[Data excerpts]

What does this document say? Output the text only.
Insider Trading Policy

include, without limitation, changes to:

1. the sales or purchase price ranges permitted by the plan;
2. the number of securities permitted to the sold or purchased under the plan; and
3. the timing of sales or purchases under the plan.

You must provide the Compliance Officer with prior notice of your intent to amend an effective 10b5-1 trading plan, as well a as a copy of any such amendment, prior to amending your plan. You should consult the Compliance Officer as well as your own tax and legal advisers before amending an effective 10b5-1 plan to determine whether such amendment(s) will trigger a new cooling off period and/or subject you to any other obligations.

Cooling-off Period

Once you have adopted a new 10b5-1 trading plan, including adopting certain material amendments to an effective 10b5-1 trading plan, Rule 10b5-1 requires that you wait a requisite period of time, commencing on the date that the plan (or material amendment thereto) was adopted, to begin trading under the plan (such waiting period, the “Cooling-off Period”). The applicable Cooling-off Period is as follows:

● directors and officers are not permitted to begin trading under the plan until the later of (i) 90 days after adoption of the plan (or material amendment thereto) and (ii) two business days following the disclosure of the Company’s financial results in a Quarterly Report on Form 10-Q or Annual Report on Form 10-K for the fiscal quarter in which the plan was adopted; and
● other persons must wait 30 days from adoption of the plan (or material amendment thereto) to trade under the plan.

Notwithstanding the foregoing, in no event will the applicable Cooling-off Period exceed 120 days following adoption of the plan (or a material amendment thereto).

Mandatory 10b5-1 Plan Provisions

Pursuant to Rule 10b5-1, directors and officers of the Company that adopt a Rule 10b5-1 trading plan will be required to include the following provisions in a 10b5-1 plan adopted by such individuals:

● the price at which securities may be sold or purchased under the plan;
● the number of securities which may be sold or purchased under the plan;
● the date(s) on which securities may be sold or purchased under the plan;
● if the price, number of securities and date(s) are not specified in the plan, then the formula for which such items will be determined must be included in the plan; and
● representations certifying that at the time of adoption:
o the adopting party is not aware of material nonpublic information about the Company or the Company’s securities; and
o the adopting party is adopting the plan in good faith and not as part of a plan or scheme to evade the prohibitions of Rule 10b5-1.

- _To be done_
Return each line of the data that contains the string "sold".

- _Correct response_
2. the number of securities permitted to the sold or purchased under the plan; and
● the price at which securities may be sold or purchased under the plan;
● the number of securities which may be sold or purchased under the plan;
● the date(s) on which securities may be sold or purchased under the plan;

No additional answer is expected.